> Task instructions:
Repeat the full listing, word for word.

....

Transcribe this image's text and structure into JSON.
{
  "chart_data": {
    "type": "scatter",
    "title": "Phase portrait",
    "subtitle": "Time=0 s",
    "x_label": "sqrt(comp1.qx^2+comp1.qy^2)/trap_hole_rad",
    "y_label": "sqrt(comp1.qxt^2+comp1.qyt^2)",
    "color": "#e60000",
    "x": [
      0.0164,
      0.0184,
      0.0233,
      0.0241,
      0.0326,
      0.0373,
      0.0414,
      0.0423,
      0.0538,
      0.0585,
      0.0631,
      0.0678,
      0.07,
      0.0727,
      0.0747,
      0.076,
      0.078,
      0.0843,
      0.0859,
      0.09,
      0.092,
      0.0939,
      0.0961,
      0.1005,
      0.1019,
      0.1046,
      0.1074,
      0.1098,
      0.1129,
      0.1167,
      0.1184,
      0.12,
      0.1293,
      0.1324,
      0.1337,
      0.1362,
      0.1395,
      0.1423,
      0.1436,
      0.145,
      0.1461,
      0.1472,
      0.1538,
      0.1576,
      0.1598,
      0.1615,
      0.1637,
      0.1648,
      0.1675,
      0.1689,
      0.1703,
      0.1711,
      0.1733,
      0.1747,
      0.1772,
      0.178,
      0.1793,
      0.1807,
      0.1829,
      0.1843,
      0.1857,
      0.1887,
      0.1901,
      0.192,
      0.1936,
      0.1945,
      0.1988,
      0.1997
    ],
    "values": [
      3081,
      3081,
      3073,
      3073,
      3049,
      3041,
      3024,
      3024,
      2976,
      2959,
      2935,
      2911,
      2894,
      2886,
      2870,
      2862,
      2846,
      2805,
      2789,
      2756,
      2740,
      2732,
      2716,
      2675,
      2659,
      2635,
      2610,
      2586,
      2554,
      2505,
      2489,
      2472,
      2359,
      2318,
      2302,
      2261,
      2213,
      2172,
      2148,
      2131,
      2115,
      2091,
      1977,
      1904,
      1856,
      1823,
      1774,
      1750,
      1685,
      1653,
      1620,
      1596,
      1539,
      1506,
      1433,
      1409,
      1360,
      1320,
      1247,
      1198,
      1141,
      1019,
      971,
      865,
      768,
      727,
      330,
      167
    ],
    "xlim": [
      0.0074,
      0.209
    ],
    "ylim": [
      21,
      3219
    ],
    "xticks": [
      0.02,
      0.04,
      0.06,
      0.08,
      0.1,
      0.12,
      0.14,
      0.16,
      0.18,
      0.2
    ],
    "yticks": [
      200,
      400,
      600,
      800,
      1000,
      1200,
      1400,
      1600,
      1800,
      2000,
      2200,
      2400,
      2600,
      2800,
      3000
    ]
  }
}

....

> Full answer:
Transcribe this image's text and structure into JSON.
{
  "chart_data": {
    "type": "scatter",
    "title": "Phase portrait",
    "subtitle": "Time=0 s",
    "x_label": "sqrt(comp1.qx^2+comp1.qy^2)/trap_hole_rad",
    "y_label": "sqrt(comp1.qxt^2+comp1.qyt^2)",
    "color": "#e60000",
    "x": [
      0.0164,
      0.0184,
      0.0233,
      0.0241,
      0.0326,
      0.0373,
      0.0414,
      0.0423,
      0.0538,
      0.0585,
      0.0631,
      0.0678,
      0.07,
      0.0727,
      0.0747,
      0.076,
      0.078,
      0.0843,
      0.0859,
      0.09,
      0.092,
      0.0939,
      0.0961,
      0.1005,
      0.1019,
      0.1046,
      0.1074,
      0.1098,
      0.1129,
      0.1167,
      0.1184,
      0.12,
      0.1293,
      0.1324,
      0.1337,
      0.1362,
      0.1395,
      0.1423,
      0.1436,
      0.145,
      0.1461,
      0.1472,
      0.1538,
      0.1576,
      0.1598,
      0.1615,
      0.1637,
      0.1648,
      0.1675,
      0.1689,
      0.1703,
      0.1711,
      0.1733,
      0.1747,
      0.1772,
      0.178,
      0.1793,
      0.1807,
      0.1829,
      0.1843,
      0.1857,
      0.1887,
      0.1901,
      0.192,
      0.1936,
      0.1945,
      0.1988,
      0.1997
    ],
    "values": [
      3081,
      3081,
      3073,
      3073,
      3049,
      3041,
      3024,
      3024,
      2976,
      2959,
      2935,
      2911,
      2894,
      2886,
      2870,
      2862,
      2846,
      2805,
      2789,
      2756,
      2740,
      2732,
      2716,
      2675,
      2659,
      2635,
      2610,
      2586,
      2554,
      2505,
      2489,
      2472,
      2359,
      2318,
      2302,
      2261,
      2213,
      2172,
      2148,
      2131,
      2115,
      2091,
      1977,
      1904,
      1856,
      1823,
      1774,
      1750,
      1685,
      1653,
      1620,
      1596,
      1539,
      1506,
      1433,
      1409,
      1360,
      1320,
      1247,
      1198,
      1141,
      1019,
      971,
      865,
      768,
      727,
      330,
      167
    ],
    "xlim": [
      0.0074,
      0.209
    ],
    "ylim": [
      21,
      3219
    ],
    "xticks": [
      0.02,
      0.04,
      0.06,
      0.08,
      0.1,
      0.12,
      0.14,
      0.16,
      0.18,
      0.2
    ],
    "yticks": [
      200,
      400,
      600,
      800,
      1000,
      1200,
      1400,
      1600,
      1800,
      2000,
      2200,
      2400,
      2600,
      2800,
      3000
    ]
  }
}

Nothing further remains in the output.